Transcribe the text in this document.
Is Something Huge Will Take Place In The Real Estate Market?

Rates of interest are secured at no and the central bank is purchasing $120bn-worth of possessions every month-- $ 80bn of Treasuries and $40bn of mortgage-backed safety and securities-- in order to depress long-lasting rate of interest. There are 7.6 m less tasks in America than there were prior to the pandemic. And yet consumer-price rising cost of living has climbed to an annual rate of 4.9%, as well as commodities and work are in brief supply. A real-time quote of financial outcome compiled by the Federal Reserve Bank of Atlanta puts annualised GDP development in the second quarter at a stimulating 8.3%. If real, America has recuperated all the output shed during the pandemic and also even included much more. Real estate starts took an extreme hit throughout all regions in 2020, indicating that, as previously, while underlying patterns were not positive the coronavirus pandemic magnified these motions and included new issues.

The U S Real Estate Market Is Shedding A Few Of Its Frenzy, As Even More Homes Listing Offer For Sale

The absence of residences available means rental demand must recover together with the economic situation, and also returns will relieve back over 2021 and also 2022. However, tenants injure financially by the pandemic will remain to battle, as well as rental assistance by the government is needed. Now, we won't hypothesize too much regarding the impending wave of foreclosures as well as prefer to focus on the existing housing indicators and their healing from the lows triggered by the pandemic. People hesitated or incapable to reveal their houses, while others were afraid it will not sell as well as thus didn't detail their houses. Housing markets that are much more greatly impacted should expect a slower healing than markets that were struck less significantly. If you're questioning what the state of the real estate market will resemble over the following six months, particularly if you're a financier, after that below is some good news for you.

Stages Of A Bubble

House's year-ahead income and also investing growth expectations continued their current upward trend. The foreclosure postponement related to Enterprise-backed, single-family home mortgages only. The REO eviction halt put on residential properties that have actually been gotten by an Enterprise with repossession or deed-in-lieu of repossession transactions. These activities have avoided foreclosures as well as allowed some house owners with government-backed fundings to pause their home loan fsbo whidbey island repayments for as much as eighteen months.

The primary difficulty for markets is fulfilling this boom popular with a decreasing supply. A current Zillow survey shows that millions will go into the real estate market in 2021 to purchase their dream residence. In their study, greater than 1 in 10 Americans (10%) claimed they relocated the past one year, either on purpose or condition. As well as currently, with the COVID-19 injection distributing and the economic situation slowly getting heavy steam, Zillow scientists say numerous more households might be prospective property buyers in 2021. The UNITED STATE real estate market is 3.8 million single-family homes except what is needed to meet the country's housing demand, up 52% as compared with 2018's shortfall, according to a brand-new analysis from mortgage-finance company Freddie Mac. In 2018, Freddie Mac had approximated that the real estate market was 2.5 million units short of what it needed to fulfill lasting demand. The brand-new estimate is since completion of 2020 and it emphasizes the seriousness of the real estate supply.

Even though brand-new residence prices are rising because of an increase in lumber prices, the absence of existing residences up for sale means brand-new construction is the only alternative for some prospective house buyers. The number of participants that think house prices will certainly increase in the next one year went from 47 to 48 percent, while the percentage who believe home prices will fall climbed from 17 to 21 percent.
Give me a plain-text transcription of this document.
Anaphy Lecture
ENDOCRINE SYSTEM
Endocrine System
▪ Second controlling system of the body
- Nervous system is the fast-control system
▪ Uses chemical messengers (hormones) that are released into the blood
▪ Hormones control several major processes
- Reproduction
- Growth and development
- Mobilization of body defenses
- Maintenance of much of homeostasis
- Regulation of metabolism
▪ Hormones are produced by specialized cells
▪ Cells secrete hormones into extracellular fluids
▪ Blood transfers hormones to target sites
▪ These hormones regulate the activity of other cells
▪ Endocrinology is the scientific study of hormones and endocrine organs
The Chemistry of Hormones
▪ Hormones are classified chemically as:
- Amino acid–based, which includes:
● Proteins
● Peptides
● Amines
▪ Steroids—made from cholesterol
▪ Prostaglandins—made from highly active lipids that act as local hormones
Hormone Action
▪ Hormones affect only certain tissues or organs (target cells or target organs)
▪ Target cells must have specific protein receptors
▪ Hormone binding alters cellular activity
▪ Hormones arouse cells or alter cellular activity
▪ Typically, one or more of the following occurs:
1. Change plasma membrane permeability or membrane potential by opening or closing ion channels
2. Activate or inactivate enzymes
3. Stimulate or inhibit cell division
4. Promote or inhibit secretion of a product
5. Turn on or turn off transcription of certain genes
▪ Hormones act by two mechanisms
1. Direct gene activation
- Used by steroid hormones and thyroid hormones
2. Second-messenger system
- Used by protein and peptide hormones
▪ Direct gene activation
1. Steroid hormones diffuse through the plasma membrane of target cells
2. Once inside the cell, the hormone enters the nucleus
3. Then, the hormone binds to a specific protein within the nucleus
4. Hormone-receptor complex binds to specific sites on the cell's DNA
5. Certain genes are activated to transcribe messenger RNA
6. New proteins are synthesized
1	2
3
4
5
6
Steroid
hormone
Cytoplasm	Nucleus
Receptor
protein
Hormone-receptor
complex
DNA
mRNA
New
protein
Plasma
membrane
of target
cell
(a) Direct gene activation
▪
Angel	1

* BRIEF *
Extract all lines from the data in which "binds" is found.

* SOLUTION FOR THIS EXERCISE *
3. Then, the hormone binds to a specific protein within the nucleus
4. Hormone-receptor complex binds to specific sites on the cell's DNA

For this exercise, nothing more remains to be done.